(begin)
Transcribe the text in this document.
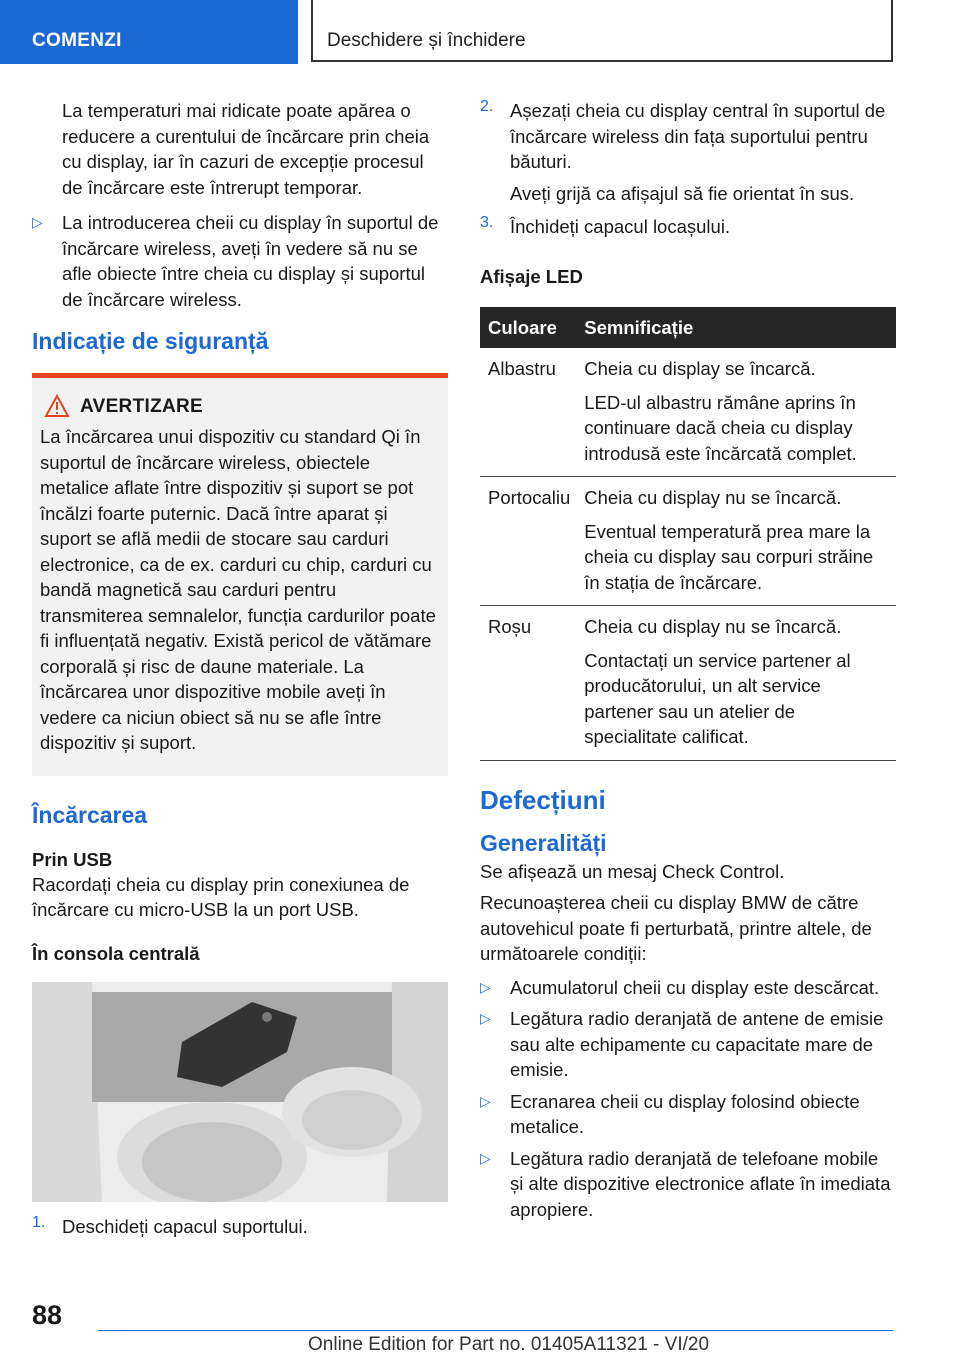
COMENZI	Deschidere și închidere

La temperaturi mai ridicate poate apărea o reducere a curentului de încărcare prin cheia cu display, iar în cazuri de excepție procesul de încărcare este întrerupt temporar.

▷ La introducerea cheii cu display în suportul de încărcare wireless, aveți în vedere să nu se afle obiecte între cheia cu display și suportul de încărcare wireless.

Indicație de siguranță
AVERTIZARE

La încărcarea unui dispozitiv cu standard Qi în suportul de încărcare wireless, obiectele metalice aflate între dispozitiv și suport se pot încălzi foarte puternic. Dacă între aparat și suport se află medii de stocare sau carduri electronice, ca de ex. carduri cu chip, carduri cu bandă magnetică sau carduri pentru transmiterea semnalelor, funcția cardurilor poate fi influențată negativ. Există pericol de vătămare corporală și risc de daune materiale. La încărcarea unor dispozitive mobile aveți în vedere ca niciun obiect să nu se afle între dispozitiv și suport.

Încărcarea
Prin USB

Racordați cheia cu display prin conexiunea de încărcare cu micro-USB la un port USB.

În consola centrală
1. Deschideți capacul suportului.

2. Așezați cheia cu display central în suportul de încărcare wireless din fața suportului pentru băuturi.

Aveți grijă ca afișajul să fie orientat în sus.

3. Închideți capacul locașului.

Afișaje LED
Culoare	Semnificație
Albastru	Cheia cu display se încarcă.

LED-ul albastru rămâne aprins în continuare dacă cheia cu display introdusă este încărcată complet.

Portocaliu	Cheia cu display nu se încarcă.

Eventual temperatură prea mare la cheia cu display sau corpuri străine în stația de încărcare.

Roșu	Cheia cu display nu se încarcă.

Contactați un service partener al producătorului, un alt service partener sau un atelier de specialitate calificat.

Defecțiuni
Generalități

Se afișează un mesaj Check Control.

Recunoașterea cheii cu display BMW de către autovehicul poate fi perturbată, printre altele, de următoarele condiții:

▷ Acumulatorul cheii cu display este descărcat.

▷ Legătura radio deranjată de antene de emisie sau alte echipamente cu capacitate mare de emisie.

▷ Ecranarea cheii cu display folosind obiecte metalice.

▷ Legătura radio deranjată de telefoane mobile și alte dispozitive electronice aflate în imediata apropiere.

88
Online Edition for Part no. 01405A11321 - VI/20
(end)
What is needed »
Find every line in the records above that contains the word "display", and copy each one.

The completed task »
La temperaturi mai ridicate poate apărea o reducere a curentului de încărcare prin cheia cu display, iar în cazuri de excepție procesul de încărcare este întrerupt temporar.
▷ La introducerea cheii cu display în suportul de încărcare wireless, aveți în vedere să nu se afle obiecte între cheia cu display și suportul de încărcare wireless.
Racordați cheia cu display prin conexiunea de încărcare cu micro-USB la un port USB.
2. Așezați cheia cu display central în suportul de încărcare wireless din fața suportului pentru băuturi.
Albastru	Cheia cu display se încarcă.
LED-ul albastru rămâne aprins în continuare dacă cheia cu display introdusă este încărcată complet.
Portocaliu	Cheia cu display nu se încarcă.
Eventual temperatură prea mare la cheia cu display sau corpuri străine în stația de încărcare.
Roșu	Cheia cu display nu se încarcă.
Recunoașterea cheii cu display BMW de către autovehicul poate fi perturbată, printre altele, de următoarele condiții:
▷ Acumulatorul cheii cu display este descărcat.
▷ Ecranarea cheii cu display folosind obiecte metalice.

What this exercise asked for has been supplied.